*What you have to do*
Reproduce the entries word for word, and omit any picture you find in them.

>> Begin Data extract

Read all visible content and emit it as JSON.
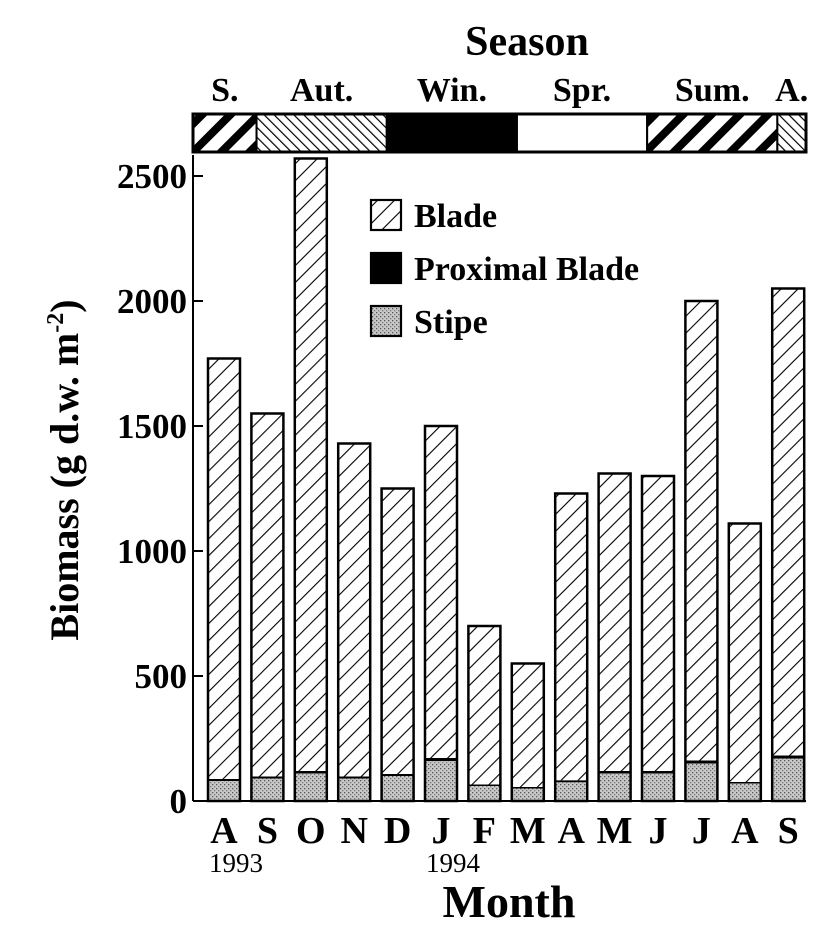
{
  "chart_data": {
    "type": "bar",
    "stacked": true,
    "title": "Season",
    "xlabel": "Month",
    "ylabel": "Biomass (g d.w. m",
    "ylabel_sup": "-2",
    "ylabel_close": ")",
    "ylim": [
      0,
      2500
    ],
    "yticks": [
      0,
      500,
      1000,
      1500,
      2000,
      2500
    ],
    "categories": [
      "A",
      "S",
      "O",
      "N",
      "D",
      "J",
      "F",
      "M",
      "A",
      "M",
      "J",
      "J",
      "A",
      "S"
    ],
    "year_labels": [
      {
        "label": "1993",
        "under_index": 0
      },
      {
        "label": "1994",
        "under_index": 5
      }
    ],
    "seasons": [
      {
        "label": "S.",
        "start": 0,
        "span": 1.25,
        "pattern": "diag-wide"
      },
      {
        "label": "Aut.",
        "start": 1.25,
        "span": 3,
        "pattern": "diag-back"
      },
      {
        "label": "Win.",
        "start": 4.25,
        "span": 3,
        "pattern": "solid"
      },
      {
        "label": "Spr.",
        "start": 7.25,
        "span": 3,
        "pattern": "empty"
      },
      {
        "label": "Sum.",
        "start": 10.25,
        "span": 3,
        "pattern": "diag-wide"
      },
      {
        "label": "A.",
        "start": 13.25,
        "span": 1,
        "pattern": "diag-back"
      }
    ],
    "series": [
      {
        "name": "Stipe",
        "pattern": "stipple",
        "values": [
          80,
          90,
          110,
          90,
          100,
          160,
          60,
          50,
          75,
          110,
          110,
          150,
          70,
          170
        ]
      },
      {
        "name": "Proximal Blade",
        "pattern": "solid",
        "values": [
          8,
          8,
          10,
          8,
          8,
          12,
          6,
          6,
          8,
          10,
          10,
          12,
          6,
          12
        ]
      },
      {
        "name": "Blade",
        "pattern": "hatch",
        "values": [
          1682,
          1452,
          2450,
          1332,
          1142,
          1328,
          634,
          494,
          1147,
          1190,
          1180,
          1838,
          1034,
          1868
        ]
      }
    ],
    "totals": [
      1770,
      1550,
      2570,
      1430,
      1250,
      1500,
      700,
      550,
      1230,
      1310,
      1300,
      2000,
      1110,
      2050
    ],
    "legend": {
      "position": "top-center",
      "entries": [
        "Blade",
        "Proximal Blade",
        "Stipe"
      ]
    },
    "grid": false
  }
}
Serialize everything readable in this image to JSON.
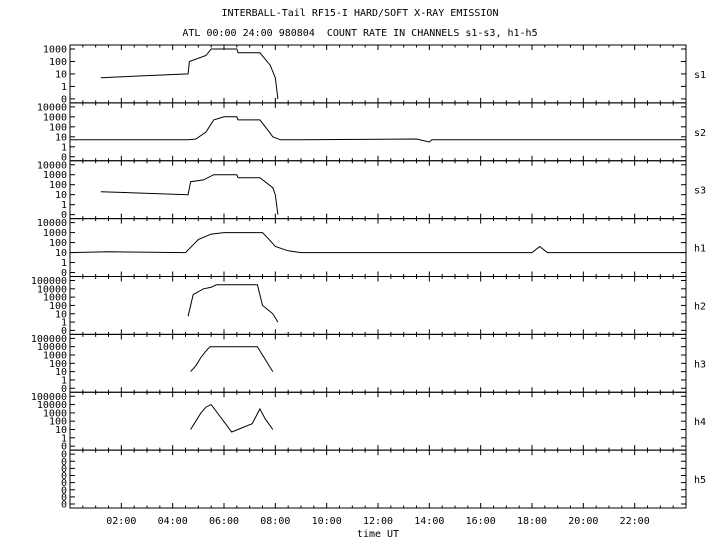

>> End Data extract

*The result*
Read all visible content and emit it as JSON.
{
  "chart_data": {
    "type": "bar",
    "stacked": true,
    "title": "Season",
    "xlabel": "Month",
    "ylabel": "Biomass (g d.w. m",
    "ylabel_sup": "-2",
    "ylabel_close": ")",
    "ylim": [
      0,
      2500
    ],
    "yticks": [
      0,
      500,
      1000,
      1500,
      2000,
      2500
    ],
    "categories": [
      "A",
      "S",
      "O",
      "N",
      "D",
      "J",
      "F",
      "M",
      "A",
      "M",
      "J",
      "J",
      "A",
      "S"
    ],
    "year_labels": [
      {
        "label": "1993",
        "under_index": 0
      },
      {
        "label": "1994",
        "under_index": 5
      }
    ],
    "seasons": [
      {
        "label": "S.",
        "start": 0,
        "span": 1.25,
        "pattern": "diag-wide"
      },
      {
        "label": "Aut.",
        "start": 1.25,
        "span": 3,
        "pattern": "diag-back"
      },
      {
        "label": "Win.",
        "start": 4.25,
        "span": 3,
        "pattern": "solid"
      },
      {
        "label": "Spr.",
        "start": 7.25,
        "span": 3,
        "pattern": "empty"
      },
      {
        "label": "Sum.",
        "start": 10.25,
        "span": 3,
        "pattern": "diag-wide"
      },
      {
        "label": "A.",
        "start": 13.25,
        "span": 1,
        "pattern": "diag-back"
      }
    ],
    "series": [
      {
        "name": "Stipe",
        "pattern": "stipple",
        "values": [
          80,
          90,
          110,
          90,
          100,
          160,
          60,
          50,
          75,
          110,
          110,
          150,
          70,
          170
        ]
      },
      {
        "name": "Proximal Blade",
        "pattern": "solid",
        "values": [
          8,
          8,
          10,
          8,
          8,
          12,
          6,
          6,
          8,
          10,
          10,
          12,
          6,
          12
        ]
      },
      {
        "name": "Blade",
        "pattern": "hatch",
        "values": [
          1682,
          1452,
          2450,
          1332,
          1142,
          1328,
          634,
          494,
          1147,
          1190,
          1180,
          1838,
          1034,
          1868
        ]
      }
    ],
    "totals": [
      1770,
      1550,
      2570,
      1430,
      1250,
      1500,
      700,
      550,
      1230,
      1310,
      1300,
      2000,
      1110,
      2050
    ],
    "legend": {
      "position": "top-center",
      "entries": [
        "Blade",
        "Proximal Blade",
        "Stipe"
      ]
    },
    "grid": false
  }
}
Serialize everything readable in this image to JSON.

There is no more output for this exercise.